Written problem: Nothing may be dropped or altered: reproduce all the data.

Figure collection entries

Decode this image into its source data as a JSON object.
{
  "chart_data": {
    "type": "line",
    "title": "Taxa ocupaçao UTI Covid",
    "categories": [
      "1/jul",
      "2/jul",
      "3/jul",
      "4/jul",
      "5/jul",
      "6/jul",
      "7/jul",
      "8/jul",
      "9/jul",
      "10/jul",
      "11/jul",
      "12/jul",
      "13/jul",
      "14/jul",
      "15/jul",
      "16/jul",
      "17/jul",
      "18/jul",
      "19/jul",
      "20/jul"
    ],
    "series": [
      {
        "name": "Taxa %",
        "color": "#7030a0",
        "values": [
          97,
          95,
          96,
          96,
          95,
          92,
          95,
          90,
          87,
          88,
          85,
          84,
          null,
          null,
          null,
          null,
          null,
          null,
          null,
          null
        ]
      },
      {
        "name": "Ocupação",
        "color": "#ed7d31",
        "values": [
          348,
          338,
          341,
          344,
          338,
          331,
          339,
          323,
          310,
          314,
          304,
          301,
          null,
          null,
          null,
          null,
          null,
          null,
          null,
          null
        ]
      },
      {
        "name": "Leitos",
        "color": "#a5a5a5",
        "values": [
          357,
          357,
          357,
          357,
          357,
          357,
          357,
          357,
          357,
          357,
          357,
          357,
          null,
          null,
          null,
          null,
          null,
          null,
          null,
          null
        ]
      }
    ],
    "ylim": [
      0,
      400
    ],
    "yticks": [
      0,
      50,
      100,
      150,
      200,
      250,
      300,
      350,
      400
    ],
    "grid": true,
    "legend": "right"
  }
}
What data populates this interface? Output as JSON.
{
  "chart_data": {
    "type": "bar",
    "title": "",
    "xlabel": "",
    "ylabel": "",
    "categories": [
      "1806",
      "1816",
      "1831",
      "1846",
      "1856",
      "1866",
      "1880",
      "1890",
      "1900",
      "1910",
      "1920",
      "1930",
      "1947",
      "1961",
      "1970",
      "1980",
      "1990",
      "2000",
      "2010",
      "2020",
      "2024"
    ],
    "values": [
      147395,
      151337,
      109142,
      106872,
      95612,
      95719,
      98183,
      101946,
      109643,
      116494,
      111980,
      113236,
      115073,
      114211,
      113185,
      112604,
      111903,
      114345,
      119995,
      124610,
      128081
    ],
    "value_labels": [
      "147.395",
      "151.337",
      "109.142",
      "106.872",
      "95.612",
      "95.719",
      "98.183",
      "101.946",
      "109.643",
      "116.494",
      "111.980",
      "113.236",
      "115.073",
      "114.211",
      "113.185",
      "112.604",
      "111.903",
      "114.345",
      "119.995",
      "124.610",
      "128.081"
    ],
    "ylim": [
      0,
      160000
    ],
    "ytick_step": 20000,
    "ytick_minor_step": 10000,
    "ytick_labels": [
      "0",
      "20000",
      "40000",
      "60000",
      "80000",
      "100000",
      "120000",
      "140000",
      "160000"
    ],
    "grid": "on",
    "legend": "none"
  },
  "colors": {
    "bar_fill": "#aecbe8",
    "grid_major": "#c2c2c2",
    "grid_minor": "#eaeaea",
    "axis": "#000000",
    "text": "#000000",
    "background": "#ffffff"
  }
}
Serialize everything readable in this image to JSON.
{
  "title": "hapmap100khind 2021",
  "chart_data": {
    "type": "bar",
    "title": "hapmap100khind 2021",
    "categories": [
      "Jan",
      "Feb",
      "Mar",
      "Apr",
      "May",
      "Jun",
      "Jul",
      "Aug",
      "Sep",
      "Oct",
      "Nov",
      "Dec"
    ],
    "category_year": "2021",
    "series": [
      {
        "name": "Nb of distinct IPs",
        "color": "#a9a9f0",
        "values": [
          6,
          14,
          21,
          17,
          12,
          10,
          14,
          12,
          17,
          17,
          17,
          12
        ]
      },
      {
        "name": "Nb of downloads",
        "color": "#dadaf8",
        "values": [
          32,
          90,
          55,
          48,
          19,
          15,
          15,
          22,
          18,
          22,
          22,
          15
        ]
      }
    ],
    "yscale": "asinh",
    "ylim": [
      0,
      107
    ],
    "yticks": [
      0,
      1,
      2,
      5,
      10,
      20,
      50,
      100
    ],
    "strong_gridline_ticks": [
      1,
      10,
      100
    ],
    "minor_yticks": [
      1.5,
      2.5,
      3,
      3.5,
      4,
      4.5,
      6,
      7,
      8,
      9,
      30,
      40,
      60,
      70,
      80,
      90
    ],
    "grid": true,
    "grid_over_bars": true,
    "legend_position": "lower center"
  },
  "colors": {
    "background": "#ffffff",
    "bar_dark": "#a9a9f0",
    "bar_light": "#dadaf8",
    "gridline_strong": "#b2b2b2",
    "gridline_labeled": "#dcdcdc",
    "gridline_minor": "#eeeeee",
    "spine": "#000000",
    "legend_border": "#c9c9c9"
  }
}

Expected answer:
Decode this image into its source data as a JSON object.
{
  "chart_data": {
    "type": "line",
    "title": "Taxa ocupaçao UTI Covid",
    "categories": [
      "1/jul",
      "2/jul",
      "3/jul",
      "4/jul",
      "5/jul",
      "6/jul",
      "7/jul",
      "8/jul",
      "9/jul",
      "10/jul",
      "11/jul",
      "12/jul",
      "13/jul",
      "14/jul",
      "15/jul",
      "16/jul",
      "17/jul",
      "18/jul",
      "19/jul",
      "20/jul"
    ],
    "series": [
      {
        "name": "Taxa %",
        "color": "#7030a0",
        "values": [
          97,
          95,
          96,
          96,
          95,
          92,
          95,
          90,
          87,
          88,
          85,
          84,
          null,
          null,
          null,
          null,
          null,
          null,
          null,
          null
        ]
      },
      {
        "name": "Ocupação",
        "color": "#ed7d31",
        "values": [
          348,
          338,
          341,
          344,
          338,
          331,
          339,
          323,
          310,
          314,
          304,
          301,
          null,
          null,
          null,
          null,
          null,
          null,
          null,
          null
        ]
      },
      {
        "name": "Leitos",
        "color": "#a5a5a5",
        "values": [
          357,
          357,
          357,
          357,
          357,
          357,
          357,
          357,
          357,
          357,
          357,
          357,
          null,
          null,
          null,
          null,
          null,
          null,
          null,
          null
        ]
      }
    ],
    "ylim": [
      0,
      400
    ],
    "yticks": [
      0,
      50,
      100,
      150,
      200,
      250,
      300,
      350,
      400
    ],
    "grid": true,
    "legend": "right"
  }
}
What data populates this interface? Output as JSON.
{
  "chart_data": {
    "type": "bar",
    "title": "",
    "xlabel": "",
    "ylabel": "",
    "categories": [
      "1806",
      "1816",
      "1831",
      "1846",
      "1856",
      "1866",
      "1880",
      "1890",
      "1900",
      "1910",
      "1920",
      "1930",
      "1947",
      "1961",
      "1970",
      "1980",
      "1990",
      "2000",
      "2010",
      "2020",
      "2024"
    ],
    "values": [
      147395,
      151337,
      109142,
      106872,
      95612,
      95719,
      98183,
      101946,
      109643,
      116494,
      111980,
      113236,
      115073,
      114211,
      113185,
      112604,
      111903,
      114345,
      119995,
      124610,
      128081
    ],
    "value_labels": [
      "147.395",
      "151.337",
      "109.142",
      "106.872",
      "95.612",
      "95.719",
      "98.183",
      "101.946",
      "109.643",
      "116.494",
      "111.980",
      "113.236",
      "115.073",
      "114.211",
      "113.185",
      "112.604",
      "111.903",
      "114.345",
      "119.995",
      "124.610",
      "128.081"
    ],
    "ylim": [
      0,
      160000
    ],
    "ytick_step": 20000,
    "ytick_minor_step": 10000,
    "ytick_labels": [
      "0",
      "20000",
      "40000",
      "60000",
      "80000",
      "100000",
      "120000",
      "140000",
      "160000"
    ],
    "grid": "on",
    "legend": "none"
  },
  "colors": {
    "bar_fill": "#aecbe8",
    "grid_major": "#c2c2c2",
    "grid_minor": "#eaeaea",
    "axis": "#000000",
    "text": "#000000",
    "background": "#ffffff"
  }
}
Serialize everything readable in this image to JSON.
{
  "title": "hapmap100khind 2021",
  "chart_data": {
    "type": "bar",
    "title": "hapmap100khind 2021",
    "categories": [
      "Jan",
      "Feb",
      "Mar",
      "Apr",
      "May",
      "Jun",
      "Jul",
      "Aug",
      "Sep",
      "Oct",
      "Nov",
      "Dec"
    ],
    "category_year": "2021",
    "series": [
      {
        "name": "Nb of distinct IPs",
        "color": "#a9a9f0",
        "values": [
          6,
          14,
          21,
          17,
          12,
          10,
          14,
          12,
          17,
          17,
          17,
          12
        ]
      },
      {
        "name": "Nb of downloads",
        "color": "#dadaf8",
        "values": [
          32,
          90,
          55,
          48,
          19,
          15,
          15,
          22,
          18,
          22,
          22,
          15
        ]
      }
    ],
    "yscale": "asinh",
    "ylim": [
      0,
      107
    ],
    "yticks": [
      0,
      1,
      2,
      5,
      10,
      20,
      50,
      100
    ],
    "strong_gridline_ticks": [
      1,
      10,
      100
    ],
    "minor_yticks": [
      1.5,
      2.5,
      3,
      3.5,
      4,
      4.5,
      6,
      7,
      8,
      9,
      30,
      40,
      60,
      70,
      80,
      90
    ],
    "grid": true,
    "grid_over_bars": true,
    "legend_position": "lower center"
  },
  "colors": {
    "background": "#ffffff",
    "bar_dark": "#a9a9f0",
    "bar_light": "#dadaf8",
    "gridline_strong": "#b2b2b2",
    "gridline_labeled": "#dcdcdc",
    "gridline_minor": "#eeeeee",
    "spine": "#000000",
    "legend_border": "#c9c9c9"
  }
}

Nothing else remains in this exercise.